*Task list*
(1) Using the tricuspid regurgitation summary, answer the following:
(a) In which journal was the review published, and on what date?
(b) By roughly how much does even mild tricuspid regurgitation raise all-cause mortality?
(c) How far from the anteroseptal commissure do the AV node and bundle of His cross the septal leaflet?
(2) Resume the tricuspid regurgitation summary after its final bullet, keeping its format.

-- Selected text follows --

Tricuspid Regurgitation

Authors, Journal, Affiliations, Type, DOI

• Author: Rebecca T. Hahn, MD
• Affiliation: Department of Medicine, Columbia University Irving Medical Center, New York–Presbyterian Hospital, New York
• Journal: New England Journal of Medicine
• Type: Review article (CME)
• DOI: https://doi.org/10.1056/NEJMra2216709
• Published: May 18, 2023 (Vol. 388, No. 20, pp. 1876–1891)

Overview

This comprehensive NEJM review by Hahn reconceptualises tricuspid regurgitation (TR) as a clinically significant and frequently fatal condition, overturning the historical view of the tricuspid valve as a "forgotten valve." The article covers tricuspid valve anatomy, the epidemiology and natural history of TR (all-severity TR independently increases mortality, even mild TR raising all-cause mortality ~30%), the refined classification of TR into primary, atrial secondary, ventricular secondary, and CIED-related subtypes, and multimodality diagnostic approaches. Therapeutic options are systematically reviewed — medical, surgical, and the rapidly expanding transcatheter landscape including TEER devices and orthotopic transcatheter tricuspid valve replacement — with commentary on gaps in evidence and knowledge.

Keywords

Tricuspid regurgitation, tricuspid valve, secondary TR, atrial TR, ventricular TR, CIED-related TR, transcatheter edge-to-edge repair (TEER), tricuspid annuloplasty, transcatheter tricuspid valve replacement, right heart failure, pulmonary hypertension, atrial fibrillation, TRILUMINATE Pivotal, TriValve Registry, echocardiography, cardiac MRI

Key Takeaways

Anatomy

• The tricuspid valve is the largest cardiac valve with typically 3 leaflets (anterior, posterior, septal) of unequal size; the most common variant has 2 posterior leaflets
• Leaflets are thinner than mitral valve leaflets; anterior papillary muscle serves anterior and posterior leaflets; chordal attachments from septal papillary muscles or directly from the septum are unique to the tricuspid valve
• The tricuspid annulus has very little fibrous tissue or collagen — it is saddle-shaped and dynamic (larger in early diastole and atrial systole)
• Key threshold: Only 40% annular dilatation may cause clinically significant TR in the tricuspid valve (vs 75% annular dilatation in mitral valve studies), reflecting the valve's greater sensitivity to annular changes
• Sex differences: Females have a larger tricuspid annulus (even after body weight correction); males have more myocardial cells and elastic fibres histologically
• Adjacent at-risk structures: RCA lies within the AV groove along nearly the entire anterior and posterior annulus, narrowing to <3 mm inferiorly (risk of injury with annular devices); AV node and bundle of His cross the septal leaflet 3–5 mm from the anteroseptal commissure (risk of heart block)

Clinical Presentation

• Severe TR presents with signs of chronic right heart failure: elevated JVP, peripheral oedema, ascites, exercise intolerance, dyspnea, reduced cardiac output with progressive end-organ damage (cardiohepatic and cardiorenal syndromes)

-- Selected text concluded --
-- Information follows --

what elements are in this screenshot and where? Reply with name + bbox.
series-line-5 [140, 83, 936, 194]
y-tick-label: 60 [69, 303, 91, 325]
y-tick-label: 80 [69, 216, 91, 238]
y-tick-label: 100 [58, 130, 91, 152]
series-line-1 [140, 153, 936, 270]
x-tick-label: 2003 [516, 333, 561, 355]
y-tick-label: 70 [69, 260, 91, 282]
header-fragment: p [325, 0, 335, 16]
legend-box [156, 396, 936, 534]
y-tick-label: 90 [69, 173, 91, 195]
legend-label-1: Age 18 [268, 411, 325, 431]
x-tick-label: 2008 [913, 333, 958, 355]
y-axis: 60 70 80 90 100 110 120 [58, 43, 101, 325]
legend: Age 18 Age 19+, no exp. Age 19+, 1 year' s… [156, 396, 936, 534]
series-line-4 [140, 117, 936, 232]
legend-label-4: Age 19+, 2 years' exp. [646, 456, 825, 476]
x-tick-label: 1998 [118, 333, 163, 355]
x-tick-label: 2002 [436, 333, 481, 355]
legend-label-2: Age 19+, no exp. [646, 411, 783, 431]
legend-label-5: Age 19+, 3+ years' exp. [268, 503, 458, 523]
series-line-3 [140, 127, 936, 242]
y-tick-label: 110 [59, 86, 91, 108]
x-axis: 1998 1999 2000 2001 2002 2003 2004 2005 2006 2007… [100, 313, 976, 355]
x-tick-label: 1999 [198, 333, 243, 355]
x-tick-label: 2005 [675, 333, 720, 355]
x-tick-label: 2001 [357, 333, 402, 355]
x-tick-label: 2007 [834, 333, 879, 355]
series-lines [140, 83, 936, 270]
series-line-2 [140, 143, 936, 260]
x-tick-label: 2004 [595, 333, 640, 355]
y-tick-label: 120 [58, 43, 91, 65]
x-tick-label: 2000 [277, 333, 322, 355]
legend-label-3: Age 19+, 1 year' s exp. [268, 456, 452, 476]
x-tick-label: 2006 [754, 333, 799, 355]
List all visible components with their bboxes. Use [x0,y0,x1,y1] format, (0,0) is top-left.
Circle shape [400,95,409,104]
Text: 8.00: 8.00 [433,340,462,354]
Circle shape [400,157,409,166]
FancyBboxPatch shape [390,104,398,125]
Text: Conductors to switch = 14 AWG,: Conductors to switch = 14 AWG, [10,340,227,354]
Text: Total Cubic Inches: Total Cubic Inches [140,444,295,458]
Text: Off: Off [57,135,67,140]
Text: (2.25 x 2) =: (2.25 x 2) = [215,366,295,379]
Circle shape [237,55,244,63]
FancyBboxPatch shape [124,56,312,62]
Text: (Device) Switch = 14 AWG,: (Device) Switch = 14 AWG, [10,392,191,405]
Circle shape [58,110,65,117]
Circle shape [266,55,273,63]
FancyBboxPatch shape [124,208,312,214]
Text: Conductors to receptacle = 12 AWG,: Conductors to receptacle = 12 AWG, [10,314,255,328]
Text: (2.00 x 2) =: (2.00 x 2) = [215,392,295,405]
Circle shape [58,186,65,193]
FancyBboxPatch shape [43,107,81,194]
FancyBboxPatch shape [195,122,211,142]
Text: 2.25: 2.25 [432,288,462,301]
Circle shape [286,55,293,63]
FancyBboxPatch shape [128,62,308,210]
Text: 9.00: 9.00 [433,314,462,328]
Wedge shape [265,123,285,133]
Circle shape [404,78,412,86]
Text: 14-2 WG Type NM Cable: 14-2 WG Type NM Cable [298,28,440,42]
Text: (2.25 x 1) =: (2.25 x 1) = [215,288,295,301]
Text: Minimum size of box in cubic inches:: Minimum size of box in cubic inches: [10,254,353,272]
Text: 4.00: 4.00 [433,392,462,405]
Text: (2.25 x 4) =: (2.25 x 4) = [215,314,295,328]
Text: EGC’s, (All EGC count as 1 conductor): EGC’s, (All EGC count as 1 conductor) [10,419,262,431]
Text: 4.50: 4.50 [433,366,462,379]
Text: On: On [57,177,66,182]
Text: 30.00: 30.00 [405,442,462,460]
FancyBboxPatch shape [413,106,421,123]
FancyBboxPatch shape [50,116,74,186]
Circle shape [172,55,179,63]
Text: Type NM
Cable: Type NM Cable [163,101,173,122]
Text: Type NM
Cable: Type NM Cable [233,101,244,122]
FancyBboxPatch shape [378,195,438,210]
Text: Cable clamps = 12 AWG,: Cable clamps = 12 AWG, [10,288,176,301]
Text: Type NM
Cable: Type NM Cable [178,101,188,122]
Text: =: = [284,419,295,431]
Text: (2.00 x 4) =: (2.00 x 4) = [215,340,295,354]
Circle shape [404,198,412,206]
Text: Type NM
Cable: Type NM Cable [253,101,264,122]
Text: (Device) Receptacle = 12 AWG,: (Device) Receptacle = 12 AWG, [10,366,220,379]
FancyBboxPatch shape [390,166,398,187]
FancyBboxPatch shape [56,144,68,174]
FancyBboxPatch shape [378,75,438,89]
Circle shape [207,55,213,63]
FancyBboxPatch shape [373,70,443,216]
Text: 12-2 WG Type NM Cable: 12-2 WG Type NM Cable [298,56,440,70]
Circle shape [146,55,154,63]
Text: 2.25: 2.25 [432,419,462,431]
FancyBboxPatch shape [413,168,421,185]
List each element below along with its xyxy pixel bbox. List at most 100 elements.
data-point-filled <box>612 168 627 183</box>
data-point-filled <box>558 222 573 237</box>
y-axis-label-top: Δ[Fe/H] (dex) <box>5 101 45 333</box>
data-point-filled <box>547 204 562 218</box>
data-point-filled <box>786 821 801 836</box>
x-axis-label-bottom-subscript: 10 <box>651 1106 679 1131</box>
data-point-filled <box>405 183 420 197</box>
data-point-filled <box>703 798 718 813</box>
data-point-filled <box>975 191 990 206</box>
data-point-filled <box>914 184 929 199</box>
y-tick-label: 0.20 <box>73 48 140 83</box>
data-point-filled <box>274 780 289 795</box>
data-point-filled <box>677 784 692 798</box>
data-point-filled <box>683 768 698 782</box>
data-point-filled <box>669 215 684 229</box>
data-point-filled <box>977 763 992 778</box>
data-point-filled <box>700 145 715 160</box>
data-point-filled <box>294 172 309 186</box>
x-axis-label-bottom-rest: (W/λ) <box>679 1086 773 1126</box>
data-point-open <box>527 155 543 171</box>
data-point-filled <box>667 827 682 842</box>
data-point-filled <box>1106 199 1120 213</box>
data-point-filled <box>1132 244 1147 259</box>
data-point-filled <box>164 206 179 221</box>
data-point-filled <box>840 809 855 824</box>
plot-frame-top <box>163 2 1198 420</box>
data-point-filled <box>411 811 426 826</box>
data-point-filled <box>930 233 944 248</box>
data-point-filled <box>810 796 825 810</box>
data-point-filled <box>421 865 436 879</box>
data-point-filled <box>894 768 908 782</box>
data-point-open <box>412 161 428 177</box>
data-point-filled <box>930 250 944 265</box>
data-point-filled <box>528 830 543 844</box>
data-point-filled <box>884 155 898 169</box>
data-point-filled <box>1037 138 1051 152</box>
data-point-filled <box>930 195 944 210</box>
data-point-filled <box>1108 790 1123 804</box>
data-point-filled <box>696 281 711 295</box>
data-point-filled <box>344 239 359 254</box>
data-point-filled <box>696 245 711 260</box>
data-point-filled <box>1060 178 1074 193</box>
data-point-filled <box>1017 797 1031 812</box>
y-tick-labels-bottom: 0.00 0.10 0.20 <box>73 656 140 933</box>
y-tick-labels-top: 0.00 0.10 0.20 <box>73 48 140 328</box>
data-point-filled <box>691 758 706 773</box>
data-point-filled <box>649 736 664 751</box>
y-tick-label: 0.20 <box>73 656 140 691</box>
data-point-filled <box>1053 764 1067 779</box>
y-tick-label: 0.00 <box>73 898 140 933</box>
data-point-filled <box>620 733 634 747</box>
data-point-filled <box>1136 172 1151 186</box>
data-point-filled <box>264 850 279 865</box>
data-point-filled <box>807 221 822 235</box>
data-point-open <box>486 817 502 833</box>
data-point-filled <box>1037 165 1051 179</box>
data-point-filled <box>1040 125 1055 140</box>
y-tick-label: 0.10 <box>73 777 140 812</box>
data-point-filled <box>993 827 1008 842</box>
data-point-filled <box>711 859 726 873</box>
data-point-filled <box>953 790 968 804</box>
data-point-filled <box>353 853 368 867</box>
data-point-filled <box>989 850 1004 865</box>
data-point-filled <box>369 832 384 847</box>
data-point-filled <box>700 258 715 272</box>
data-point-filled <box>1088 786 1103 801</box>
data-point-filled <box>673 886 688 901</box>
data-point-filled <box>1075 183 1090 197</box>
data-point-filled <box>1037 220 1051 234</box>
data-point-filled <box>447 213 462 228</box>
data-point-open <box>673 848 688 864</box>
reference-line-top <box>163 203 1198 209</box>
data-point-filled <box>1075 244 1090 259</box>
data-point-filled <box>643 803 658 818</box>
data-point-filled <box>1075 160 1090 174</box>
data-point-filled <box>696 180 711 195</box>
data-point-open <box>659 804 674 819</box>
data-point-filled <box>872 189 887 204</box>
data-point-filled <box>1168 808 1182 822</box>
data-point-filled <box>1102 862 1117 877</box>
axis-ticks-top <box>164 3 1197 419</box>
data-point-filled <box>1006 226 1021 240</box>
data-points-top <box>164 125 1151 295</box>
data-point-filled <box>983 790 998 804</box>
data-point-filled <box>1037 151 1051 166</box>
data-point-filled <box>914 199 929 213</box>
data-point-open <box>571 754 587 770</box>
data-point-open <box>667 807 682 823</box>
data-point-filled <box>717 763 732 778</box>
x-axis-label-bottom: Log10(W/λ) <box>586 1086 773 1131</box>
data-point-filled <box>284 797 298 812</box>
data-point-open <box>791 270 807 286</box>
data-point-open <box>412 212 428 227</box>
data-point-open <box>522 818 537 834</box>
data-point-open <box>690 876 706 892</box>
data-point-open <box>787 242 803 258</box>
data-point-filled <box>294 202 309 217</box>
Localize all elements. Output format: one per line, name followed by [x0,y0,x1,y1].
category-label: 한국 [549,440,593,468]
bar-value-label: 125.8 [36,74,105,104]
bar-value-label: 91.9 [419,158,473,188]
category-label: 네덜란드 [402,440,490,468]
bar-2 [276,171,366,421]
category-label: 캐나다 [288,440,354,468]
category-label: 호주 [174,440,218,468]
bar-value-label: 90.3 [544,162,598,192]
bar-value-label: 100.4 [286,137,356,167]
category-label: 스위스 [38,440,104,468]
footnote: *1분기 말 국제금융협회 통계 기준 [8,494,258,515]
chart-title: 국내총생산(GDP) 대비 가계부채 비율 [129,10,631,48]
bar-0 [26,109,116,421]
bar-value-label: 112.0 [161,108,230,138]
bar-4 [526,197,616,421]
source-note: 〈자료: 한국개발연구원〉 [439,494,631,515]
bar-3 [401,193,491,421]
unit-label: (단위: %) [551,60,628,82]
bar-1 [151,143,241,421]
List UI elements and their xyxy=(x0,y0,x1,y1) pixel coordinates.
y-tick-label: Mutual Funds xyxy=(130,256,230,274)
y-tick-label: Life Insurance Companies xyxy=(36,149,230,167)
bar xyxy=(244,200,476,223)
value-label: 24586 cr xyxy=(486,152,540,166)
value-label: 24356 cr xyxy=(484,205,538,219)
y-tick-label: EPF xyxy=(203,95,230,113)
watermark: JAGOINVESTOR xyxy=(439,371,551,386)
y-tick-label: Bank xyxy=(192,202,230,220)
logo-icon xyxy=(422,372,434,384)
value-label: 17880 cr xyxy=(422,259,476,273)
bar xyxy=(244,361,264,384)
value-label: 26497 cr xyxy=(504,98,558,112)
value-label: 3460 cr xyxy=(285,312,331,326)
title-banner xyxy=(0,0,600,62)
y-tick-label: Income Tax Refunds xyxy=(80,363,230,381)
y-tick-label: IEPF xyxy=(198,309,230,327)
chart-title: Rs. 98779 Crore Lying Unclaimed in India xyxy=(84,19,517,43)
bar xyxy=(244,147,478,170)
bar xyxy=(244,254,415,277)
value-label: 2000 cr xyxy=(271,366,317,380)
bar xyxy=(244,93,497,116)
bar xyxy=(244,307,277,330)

-- Information concluded --

*Responses by task*
(1)
(a) The New England Journal of Medicine, on May 18, 2023.
(b) By about 30%.
(c) 3–5 mm.

(2)
• Symptoms often confused with left heart failure or normal ageing → delayed diagnosis
• Cardiohepatic syndrome is a strong independent predictor of death or HF hospitalisation within 1 year after transcatheter tricuspid-valve therapy
• Atrial fibrillation is common in TR and is associated with left and right atrial dilatation, annular dilatation, and AV valvular regurgitation; rhythm control is associated with TR reduction
• In patients with normal LV function, AF causes greater tricuspid annular dilatation than mitral annular dilatation
• HFpEF (with or without AF) has a high prevalence of prognostically important TR from RA/annular dilatation

Epidemiology

• Prevalence of clinically significant TR may be up to 4× higher in women than men; female sex is an independent predictor of severity and progression
• 1-year mortality with medical management of severe TR: 36–42% across two major studies
• All-cause mortality hazard ratios vs no/mild TR: HR 2.0–3.2 for moderate–severe TR; even mild TR = ~30% increased long-term all-cause mortality
• All-cause mortality is higher for TR (HR 2.74) than for aortic valve disease (HR 1.62) or mitral valve disease (HR 1.25) in the UK Biobank
• Predictors of progression include: AF, elevated PA systolic pressure, increased LA size, pacemaker/defibrillator leads, mild TR at baseline, annular dilatation, and prior valve surgery without concomitant TV surgery
• Morphologic predictors vary by cause: for PAH — RV enlargement, sphericity, annular dilatation, tenting area; for AF — leaflet tethering, LA volume, annular diameter, RV remodelling

Causes and Classification

• Primary TR (~10–20% of cases): Intrinsic valve disease — congenital anomalies (Ebstein's, tricuspid atresia, cleft valve), infective endocarditis, rheumatic disease, carcinoid (20–50% of carcinoid syndrome patients), toxic chemicals, tumours, blunt trauma, myxomatous degeneration, post-transplant
• Secondary TR (~80% of cases):
  • Atrial secondary TR: Marked RA and annular dilatation with normally appearing leaflets, minimal tethering, preserved RV function; associated with AF, normal LVEF, minimal PA pressure elevation, absence of left-sided valve disease
  • Ventricular secondary TR: RV dilatation (mainly midventricular free wall), apical papillary muscle displacement, and leaflet tethering; most commonly due to precapillary or postcapillary PH with RV remodelling; also from cardiomyopathies, RV ischaemia/infarction, arrhythmias
• CIED-related TR (~10–15% of cases): Distinct from primary and secondary — device leads can interfere with any component of the TV apparatus; ~25–29% of patients with permanent pacemakers have TR; CIED is causative in 7–45% of TR cases; up to 60% of worsened TR after CIED implantation is of another origin (e.g., AF, prior cardiac surgery)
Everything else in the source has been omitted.